-------- Exercise input

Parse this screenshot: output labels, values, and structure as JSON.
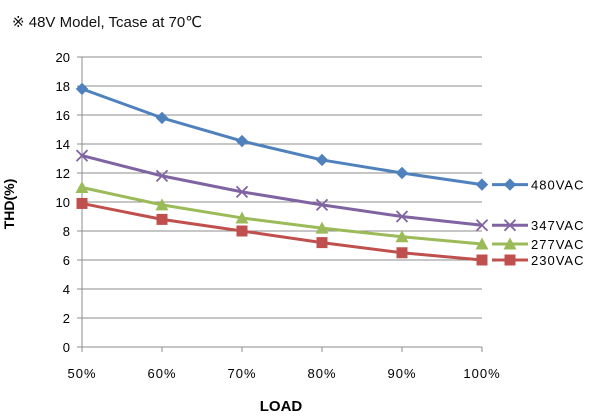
{
  "chart_data": {
    "type": "line",
    "title": "※ 48V Model, Tcase at 70℃",
    "xlabel": "LOAD",
    "ylabel": "THD(%)",
    "categories": [
      "50%",
      "60%",
      "70%",
      "80%",
      "90%",
      "100%"
    ],
    "ylim": [
      0,
      20
    ],
    "yticks": [
      0,
      2,
      4,
      6,
      8,
      10,
      12,
      14,
      16,
      18,
      20
    ],
    "grid": true,
    "legend_position": "right",
    "series": [
      {
        "name": "480VAC",
        "values": [
          17.8,
          15.8,
          14.2,
          12.9,
          12.0,
          11.2
        ],
        "color": "#4f81bd",
        "marker": "diamond"
      },
      {
        "name": "347VAC",
        "values": [
          13.2,
          11.8,
          10.7,
          9.8,
          9.0,
          8.4
        ],
        "color": "#8064a2",
        "marker": "x"
      },
      {
        "name": "277VAC",
        "values": [
          11.0,
          9.8,
          8.9,
          8.2,
          7.6,
          7.1
        ],
        "color": "#9bbb59",
        "marker": "triangle"
      },
      {
        "name": "230VAC",
        "values": [
          9.9,
          8.8,
          8.0,
          7.2,
          6.5,
          6.0
        ],
        "color": "#c0504d",
        "marker": "square"
      }
    ]
  }
}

----------------

■ What this task involves ■
Transcribe every entry word for word, but omit the pictures.

■ Correct response ■
Parse this screenshot: output labels, values, and structure as JSON.
{
  "chart_data": {
    "type": "line",
    "title": "※ 48V Model, Tcase at 70℃",
    "xlabel": "LOAD",
    "ylabel": "THD(%)",
    "categories": [
      "50%",
      "60%",
      "70%",
      "80%",
      "90%",
      "100%"
    ],
    "ylim": [
      0,
      20
    ],
    "yticks": [
      0,
      2,
      4,
      6,
      8,
      10,
      12,
      14,
      16,
      18,
      20
    ],
    "grid": true,
    "legend_position": "right",
    "series": [
      {
        "name": "480VAC",
        "values": [
          17.8,
          15.8,
          14.2,
          12.9,
          12.0,
          11.2
        ],
        "color": "#4f81bd",
        "marker": "diamond"
      },
      {
        "name": "347VAC",
        "values": [
          13.2,
          11.8,
          10.7,
          9.8,
          9.0,
          8.4
        ],
        "color": "#8064a2",
        "marker": "x"
      },
      {
        "name": "277VAC",
        "values": [
          11.0,
          9.8,
          8.9,
          8.2,
          7.6,
          7.1
        ],
        "color": "#9bbb59",
        "marker": "triangle"
      },
      {
        "name": "230VAC",
        "values": [
          9.9,
          8.8,
          8.0,
          7.2,
          6.5,
          6.0
        ],
        "color": "#c0504d",
        "marker": "square"
      }
    ]
  }
}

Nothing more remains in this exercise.